(Figure record listings)

※

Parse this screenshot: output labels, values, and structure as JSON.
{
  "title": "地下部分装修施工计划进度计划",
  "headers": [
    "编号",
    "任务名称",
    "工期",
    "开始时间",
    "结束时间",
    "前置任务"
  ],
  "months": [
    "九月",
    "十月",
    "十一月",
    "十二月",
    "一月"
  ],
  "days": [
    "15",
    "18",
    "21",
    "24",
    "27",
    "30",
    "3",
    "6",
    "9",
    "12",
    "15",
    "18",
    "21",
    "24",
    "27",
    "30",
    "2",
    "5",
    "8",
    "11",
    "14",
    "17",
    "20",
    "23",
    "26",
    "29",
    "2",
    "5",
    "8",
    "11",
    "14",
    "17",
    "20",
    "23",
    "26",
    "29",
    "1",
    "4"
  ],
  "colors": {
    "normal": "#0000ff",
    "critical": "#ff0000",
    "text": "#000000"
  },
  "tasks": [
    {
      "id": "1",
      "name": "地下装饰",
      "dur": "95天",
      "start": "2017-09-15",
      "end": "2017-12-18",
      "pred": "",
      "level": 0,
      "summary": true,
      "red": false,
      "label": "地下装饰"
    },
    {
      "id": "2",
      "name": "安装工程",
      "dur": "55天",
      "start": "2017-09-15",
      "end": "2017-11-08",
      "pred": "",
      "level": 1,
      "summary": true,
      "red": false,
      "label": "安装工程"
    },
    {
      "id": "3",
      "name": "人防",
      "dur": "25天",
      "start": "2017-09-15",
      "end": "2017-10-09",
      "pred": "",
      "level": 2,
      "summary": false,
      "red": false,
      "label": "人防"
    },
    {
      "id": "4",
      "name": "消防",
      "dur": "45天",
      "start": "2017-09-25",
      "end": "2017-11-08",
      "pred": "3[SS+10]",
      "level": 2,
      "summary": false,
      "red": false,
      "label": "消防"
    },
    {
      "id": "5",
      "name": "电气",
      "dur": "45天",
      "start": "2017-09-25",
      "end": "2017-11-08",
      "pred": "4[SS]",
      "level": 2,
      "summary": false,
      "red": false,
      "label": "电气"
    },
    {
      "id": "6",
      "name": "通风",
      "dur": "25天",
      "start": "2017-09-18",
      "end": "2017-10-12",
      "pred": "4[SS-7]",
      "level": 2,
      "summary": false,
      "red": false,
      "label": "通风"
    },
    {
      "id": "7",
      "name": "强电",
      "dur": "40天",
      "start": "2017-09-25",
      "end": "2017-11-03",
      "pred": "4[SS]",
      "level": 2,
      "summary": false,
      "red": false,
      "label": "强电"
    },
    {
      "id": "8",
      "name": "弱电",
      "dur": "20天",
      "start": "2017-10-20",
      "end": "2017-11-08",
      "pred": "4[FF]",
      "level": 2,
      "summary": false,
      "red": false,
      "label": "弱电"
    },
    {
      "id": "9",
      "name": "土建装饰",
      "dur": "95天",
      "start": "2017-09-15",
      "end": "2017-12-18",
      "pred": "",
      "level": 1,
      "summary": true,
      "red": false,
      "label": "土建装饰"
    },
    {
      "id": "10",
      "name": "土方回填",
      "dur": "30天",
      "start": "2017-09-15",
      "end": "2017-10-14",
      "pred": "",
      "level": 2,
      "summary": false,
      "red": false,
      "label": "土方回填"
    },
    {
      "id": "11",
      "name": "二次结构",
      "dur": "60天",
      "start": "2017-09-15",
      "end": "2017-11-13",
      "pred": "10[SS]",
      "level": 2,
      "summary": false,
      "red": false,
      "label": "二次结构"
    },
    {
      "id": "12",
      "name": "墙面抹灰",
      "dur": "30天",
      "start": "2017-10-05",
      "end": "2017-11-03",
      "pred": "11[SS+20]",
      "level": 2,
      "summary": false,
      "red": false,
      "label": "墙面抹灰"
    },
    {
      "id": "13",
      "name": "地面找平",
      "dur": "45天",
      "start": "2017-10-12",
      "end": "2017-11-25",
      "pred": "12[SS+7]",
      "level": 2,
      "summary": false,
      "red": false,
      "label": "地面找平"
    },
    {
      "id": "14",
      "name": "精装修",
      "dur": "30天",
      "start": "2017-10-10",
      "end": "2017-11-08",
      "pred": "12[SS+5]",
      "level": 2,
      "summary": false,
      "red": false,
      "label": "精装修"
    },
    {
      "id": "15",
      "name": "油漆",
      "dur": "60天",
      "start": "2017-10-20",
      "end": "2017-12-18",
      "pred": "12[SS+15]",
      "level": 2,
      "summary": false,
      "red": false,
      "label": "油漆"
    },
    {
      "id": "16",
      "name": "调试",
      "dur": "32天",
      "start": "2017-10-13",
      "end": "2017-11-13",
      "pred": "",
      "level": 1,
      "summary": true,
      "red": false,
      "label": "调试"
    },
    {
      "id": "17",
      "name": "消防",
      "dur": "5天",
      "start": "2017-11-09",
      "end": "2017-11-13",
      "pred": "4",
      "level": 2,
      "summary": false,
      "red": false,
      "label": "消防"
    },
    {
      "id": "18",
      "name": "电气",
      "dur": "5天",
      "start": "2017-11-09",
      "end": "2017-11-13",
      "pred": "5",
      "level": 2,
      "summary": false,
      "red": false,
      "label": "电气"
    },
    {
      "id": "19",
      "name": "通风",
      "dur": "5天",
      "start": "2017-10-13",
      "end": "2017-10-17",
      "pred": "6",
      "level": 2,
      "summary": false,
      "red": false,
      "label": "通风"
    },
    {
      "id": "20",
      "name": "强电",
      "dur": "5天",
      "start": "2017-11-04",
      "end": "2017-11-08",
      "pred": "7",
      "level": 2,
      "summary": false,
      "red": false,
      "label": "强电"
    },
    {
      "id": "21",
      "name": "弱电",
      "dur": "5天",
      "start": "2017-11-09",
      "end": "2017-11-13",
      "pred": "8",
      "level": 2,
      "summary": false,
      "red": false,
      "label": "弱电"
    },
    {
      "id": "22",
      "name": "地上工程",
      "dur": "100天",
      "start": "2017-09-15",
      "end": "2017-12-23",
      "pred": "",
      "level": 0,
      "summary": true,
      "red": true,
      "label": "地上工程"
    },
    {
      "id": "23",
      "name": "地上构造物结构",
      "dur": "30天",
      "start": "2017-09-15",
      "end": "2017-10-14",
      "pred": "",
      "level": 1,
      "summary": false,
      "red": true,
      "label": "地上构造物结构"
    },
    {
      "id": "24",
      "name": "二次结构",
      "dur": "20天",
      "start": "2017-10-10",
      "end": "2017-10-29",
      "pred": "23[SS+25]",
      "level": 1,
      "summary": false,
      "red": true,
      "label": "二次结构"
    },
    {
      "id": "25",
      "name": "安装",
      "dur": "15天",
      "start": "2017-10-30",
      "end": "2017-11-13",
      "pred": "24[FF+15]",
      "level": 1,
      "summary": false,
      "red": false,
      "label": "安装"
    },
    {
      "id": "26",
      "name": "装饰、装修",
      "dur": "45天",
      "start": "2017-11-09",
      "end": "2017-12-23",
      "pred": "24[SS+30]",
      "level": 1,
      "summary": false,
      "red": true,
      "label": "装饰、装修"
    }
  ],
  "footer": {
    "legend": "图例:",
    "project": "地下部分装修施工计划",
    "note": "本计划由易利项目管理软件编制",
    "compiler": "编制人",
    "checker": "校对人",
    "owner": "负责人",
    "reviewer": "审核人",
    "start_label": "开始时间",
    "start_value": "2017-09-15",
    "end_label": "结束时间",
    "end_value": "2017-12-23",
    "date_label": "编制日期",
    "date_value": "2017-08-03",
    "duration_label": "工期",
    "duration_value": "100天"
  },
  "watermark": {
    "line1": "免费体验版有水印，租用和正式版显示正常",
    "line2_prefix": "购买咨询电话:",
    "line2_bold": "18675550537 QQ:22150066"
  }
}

※

_TASK OBJECTIVE:_
Reproduce every line of the data verbatim.

_OUTPUT BELOW:_
Parse this screenshot: output labels, values, and structure as JSON.
{
  "title": "地下部分装修施工计划进度计划",
  "headers": [
    "编号",
    "任务名称",
    "工期",
    "开始时间",
    "结束时间",
    "前置任务"
  ],
  "months": [
    "九月",
    "十月",
    "十一月",
    "十二月",
    "一月"
  ],
  "days": [
    "15",
    "18",
    "21",
    "24",
    "27",
    "30",
    "3",
    "6",
    "9",
    "12",
    "15",
    "18",
    "21",
    "24",
    "27",
    "30",
    "2",
    "5",
    "8",
    "11",
    "14",
    "17",
    "20",
    "23",
    "26",
    "29",
    "2",
    "5",
    "8",
    "11",
    "14",
    "17",
    "20",
    "23",
    "26",
    "29",
    "1",
    "4"
  ],
  "colors": {
    "normal": "#0000ff",
    "critical": "#ff0000",
    "text": "#000000"
  },
  "tasks": [
    {
      "id": "1",
      "name": "地下装饰",
      "dur": "95天",
      "start": "2017-09-15",
      "end": "2017-12-18",
      "pred": "",
      "level": 0,
      "summary": true,
      "red": false,
      "label": "地下装饰"
    },
    {
      "id": "2",
      "name": "安装工程",
      "dur": "55天",
      "start": "2017-09-15",
      "end": "2017-11-08",
      "pred": "",
      "level": 1,
      "summary": true,
      "red": false,
      "label": "安装工程"
    },
    {
      "id": "3",
      "name": "人防",
      "dur": "25天",
      "start": "2017-09-15",
      "end": "2017-10-09",
      "pred": "",
      "level": 2,
      "summary": false,
      "red": false,
      "label": "人防"
    },
    {
      "id": "4",
      "name": "消防",
      "dur": "45天",
      "start": "2017-09-25",
      "end": "2017-11-08",
      "pred": "3[SS+10]",
      "level": 2,
      "summary": false,
      "red": false,
      "label": "消防"
    },
    {
      "id": "5",
      "name": "电气",
      "dur": "45天",
      "start": "2017-09-25",
      "end": "2017-11-08",
      "pred": "4[SS]",
      "level": 2,
      "summary": false,
      "red": false,
      "label": "电气"
    },
    {
      "id": "6",
      "name": "通风",
      "dur": "25天",
      "start": "2017-09-18",
      "end": "2017-10-12",
      "pred": "4[SS-7]",
      "level": 2,
      "summary": false,
      "red": false,
      "label": "通风"
    },
    {
      "id": "7",
      "name": "强电",
      "dur": "40天",
      "start": "2017-09-25",
      "end": "2017-11-03",
      "pred": "4[SS]",
      "level": 2,
      "summary": false,
      "red": false,
      "label": "强电"
    },
    {
      "id": "8",
      "name": "弱电",
      "dur": "20天",
      "start": "2017-10-20",
      "end": "2017-11-08",
      "pred": "4[FF]",
      "level": 2,
      "summary": false,
      "red": false,
      "label": "弱电"
    },
    {
      "id": "9",
      "name": "土建装饰",
      "dur": "95天",
      "start": "2017-09-15",
      "end": "2017-12-18",
      "pred": "",
      "level": 1,
      "summary": true,
      "red": false,
      "label": "土建装饰"
    },
    {
      "id": "10",
      "name": "土方回填",
      "dur": "30天",
      "start": "2017-09-15",
      "end": "2017-10-14",
      "pred": "",
      "level": 2,
      "summary": false,
      "red": false,
      "label": "土方回填"
    },
    {
      "id": "11",
      "name": "二次结构",
      "dur": "60天",
      "start": "2017-09-15",
      "end": "2017-11-13",
      "pred": "10[SS]",
      "level": 2,
      "summary": false,
      "red": false,
      "label": "二次结构"
    },
    {
      "id": "12",
      "name": "墙面抹灰",
      "dur": "30天",
      "start": "2017-10-05",
      "end": "2017-11-03",
      "pred": "11[SS+20]",
      "level": 2,
      "summary": false,
      "red": false,
      "label": "墙面抹灰"
    },
    {
      "id": "13",
      "name": "地面找平",
      "dur": "45天",
      "start": "2017-10-12",
      "end": "2017-11-25",
      "pred": "12[SS+7]",
      "level": 2,
      "summary": false,
      "red": false,
      "label": "地面找平"
    },
    {
      "id": "14",
      "name": "精装修",
      "dur": "30天",
      "start": "2017-10-10",
      "end": "2017-11-08",
      "pred": "12[SS+5]",
      "level": 2,
      "summary": false,
      "red": false,
      "label": "精装修"
    },
    {
      "id": "15",
      "name": "油漆",
      "dur": "60天",
      "start": "2017-10-20",
      "end": "2017-12-18",
      "pred": "12[SS+15]",
      "level": 2,
      "summary": false,
      "red": false,
      "label": "油漆"
    },
    {
      "id": "16",
      "name": "调试",
      "dur": "32天",
      "start": "2017-10-13",
      "end": "2017-11-13",
      "pred": "",
      "level": 1,
      "summary": true,
      "red": false,
      "label": "调试"
    },
    {
      "id": "17",
      "name": "消防",
      "dur": "5天",
      "start": "2017-11-09",
      "end": "2017-11-13",
      "pred": "4",
      "level": 2,
      "summary": false,
      "red": false,
      "label": "消防"
    },
    {
      "id": "18",
      "name": "电气",
      "dur": "5天",
      "start": "2017-11-09",
      "end": "2017-11-13",
      "pred": "5",
      "level": 2,
      "summary": false,
      "red": false,
      "label": "电气"
    },
    {
      "id": "19",
      "name": "通风",
      "dur": "5天",
      "start": "2017-10-13",
      "end": "2017-10-17",
      "pred": "6",
      "level": 2,
      "summary": false,
      "red": false,
      "label": "通风"
    },
    {
      "id": "20",
      "name": "强电",
      "dur": "5天",
      "start": "2017-11-04",
      "end": "2017-11-08",
      "pred": "7",
      "level": 2,
      "summary": false,
      "red": false,
      "label": "强电"
    },
    {
      "id": "21",
      "name": "弱电",
      "dur": "5天",
      "start": "2017-11-09",
      "end": "2017-11-13",
      "pred": "8",
      "level": 2,
      "summary": false,
      "red": false,
      "label": "弱电"
    },
    {
      "id": "22",
      "name": "地上工程",
      "dur": "100天",
      "start": "2017-09-15",
      "end": "2017-12-23",
      "pred": "",
      "level": 0,
      "summary": true,
      "red": true,
      "label": "地上工程"
    },
    {
      "id": "23",
      "name": "地上构造物结构",
      "dur": "30天",
      "start": "2017-09-15",
      "end": "2017-10-14",
      "pred": "",
      "level": 1,
      "summary": false,
      "red": true,
      "label": "地上构造物结构"
    },
    {
      "id": "24",
      "name": "二次结构",
      "dur": "20天",
      "start": "2017-10-10",
      "end": "2017-10-29",
      "pred": "23[SS+25]",
      "level": 1,
      "summary": false,
      "red": true,
      "label": "二次结构"
    },
    {
      "id": "25",
      "name": "安装",
      "dur": "15天",
      "start": "2017-10-30",
      "end": "2017-11-13",
      "pred": "24[FF+15]",
      "level": 1,
      "summary": false,
      "red": false,
      "label": "安装"
    },
    {
      "id": "26",
      "name": "装饰、装修",
      "dur": "45天",
      "start": "2017-11-09",
      "end": "2017-12-23",
      "pred": "24[SS+30]",
      "level": 1,
      "summary": false,
      "red": true,
      "label": "装饰、装修"
    }
  ],
  "footer": {
    "legend": "图例:",
    "project": "地下部分装修施工计划",
    "note": "本计划由易利项目管理软件编制",
    "compiler": "编制人",
    "checker": "校对人",
    "owner": "负责人",
    "reviewer": "审核人",
    "start_label": "开始时间",
    "start_value": "2017-09-15",
    "end_label": "结束时间",
    "end_value": "2017-12-23",
    "date_label": "编制日期",
    "date_value": "2017-08-03",
    "duration_label": "工期",
    "duration_value": "100天"
  },
  "watermark": {
    "line1": "免费体验版有水印，租用和正式版显示正常",
    "line2_prefix": "购买咨询电话:",
    "line2_bold": "18675550537 QQ:22150066"
  }
}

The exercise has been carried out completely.